> [Requirement]: Check every line below for the string "Deutschland", and copy the lines that contain it.

> [Records that describe figures]:
☆ ☆ ☆ ☆ ☆
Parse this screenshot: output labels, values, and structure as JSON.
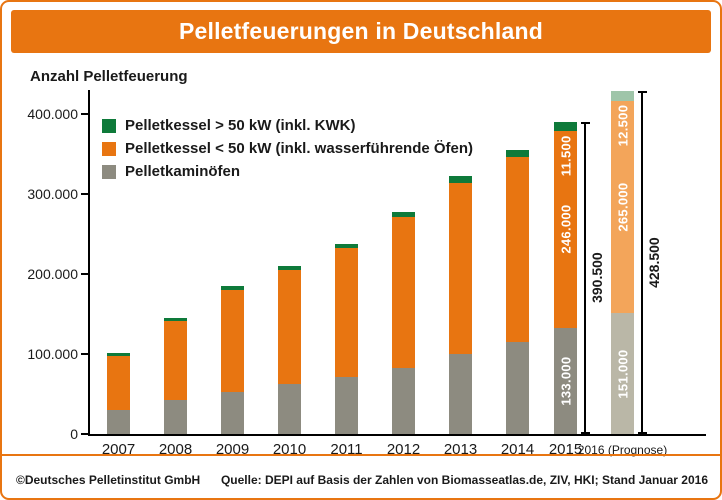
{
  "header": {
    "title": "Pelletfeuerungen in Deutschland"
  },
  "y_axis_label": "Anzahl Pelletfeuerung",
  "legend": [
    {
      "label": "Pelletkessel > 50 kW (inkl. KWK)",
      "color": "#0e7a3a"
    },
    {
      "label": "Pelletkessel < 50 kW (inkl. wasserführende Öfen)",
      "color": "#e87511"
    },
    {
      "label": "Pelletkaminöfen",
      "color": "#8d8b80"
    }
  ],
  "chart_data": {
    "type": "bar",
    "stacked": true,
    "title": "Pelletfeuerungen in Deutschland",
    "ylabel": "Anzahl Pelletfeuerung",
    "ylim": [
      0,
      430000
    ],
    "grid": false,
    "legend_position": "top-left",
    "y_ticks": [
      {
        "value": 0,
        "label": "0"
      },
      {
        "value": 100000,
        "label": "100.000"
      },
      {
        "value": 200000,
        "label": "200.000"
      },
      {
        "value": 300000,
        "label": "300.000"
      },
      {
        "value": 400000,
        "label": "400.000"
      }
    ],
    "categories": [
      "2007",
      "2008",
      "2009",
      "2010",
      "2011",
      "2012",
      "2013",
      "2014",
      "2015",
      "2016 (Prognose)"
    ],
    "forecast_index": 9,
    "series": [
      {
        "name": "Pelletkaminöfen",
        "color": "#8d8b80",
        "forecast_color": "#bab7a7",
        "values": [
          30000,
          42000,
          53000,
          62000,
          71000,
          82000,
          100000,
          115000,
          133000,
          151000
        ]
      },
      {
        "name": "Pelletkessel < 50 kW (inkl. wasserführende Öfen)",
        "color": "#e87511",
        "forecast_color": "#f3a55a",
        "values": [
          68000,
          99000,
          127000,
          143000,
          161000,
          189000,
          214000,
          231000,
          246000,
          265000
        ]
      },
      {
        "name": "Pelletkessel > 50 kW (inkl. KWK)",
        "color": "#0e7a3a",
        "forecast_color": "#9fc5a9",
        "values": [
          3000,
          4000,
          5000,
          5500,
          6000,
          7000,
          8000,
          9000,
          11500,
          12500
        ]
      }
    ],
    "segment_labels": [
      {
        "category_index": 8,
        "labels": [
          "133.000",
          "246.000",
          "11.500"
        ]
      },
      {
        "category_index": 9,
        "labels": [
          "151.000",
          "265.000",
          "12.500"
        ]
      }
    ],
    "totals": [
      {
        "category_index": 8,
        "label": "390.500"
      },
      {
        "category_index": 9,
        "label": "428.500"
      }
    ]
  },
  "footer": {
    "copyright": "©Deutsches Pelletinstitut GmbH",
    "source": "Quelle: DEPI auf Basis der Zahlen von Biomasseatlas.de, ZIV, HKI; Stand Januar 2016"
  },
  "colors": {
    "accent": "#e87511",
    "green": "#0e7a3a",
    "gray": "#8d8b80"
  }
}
☆ ☆ ☆ ☆ ☆
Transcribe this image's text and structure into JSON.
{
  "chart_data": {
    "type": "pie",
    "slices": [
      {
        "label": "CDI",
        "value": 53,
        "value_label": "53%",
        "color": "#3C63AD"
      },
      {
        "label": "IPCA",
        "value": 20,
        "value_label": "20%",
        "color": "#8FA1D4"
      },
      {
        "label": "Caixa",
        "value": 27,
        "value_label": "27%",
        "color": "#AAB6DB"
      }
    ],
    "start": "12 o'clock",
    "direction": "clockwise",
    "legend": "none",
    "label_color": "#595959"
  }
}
☆ ☆ ☆ ☆ ☆
> [Output of the exercise]:
    "title": "Pelletfeuerungen in Deutschland"
    "title": "Pelletfeuerungen in Deutschland",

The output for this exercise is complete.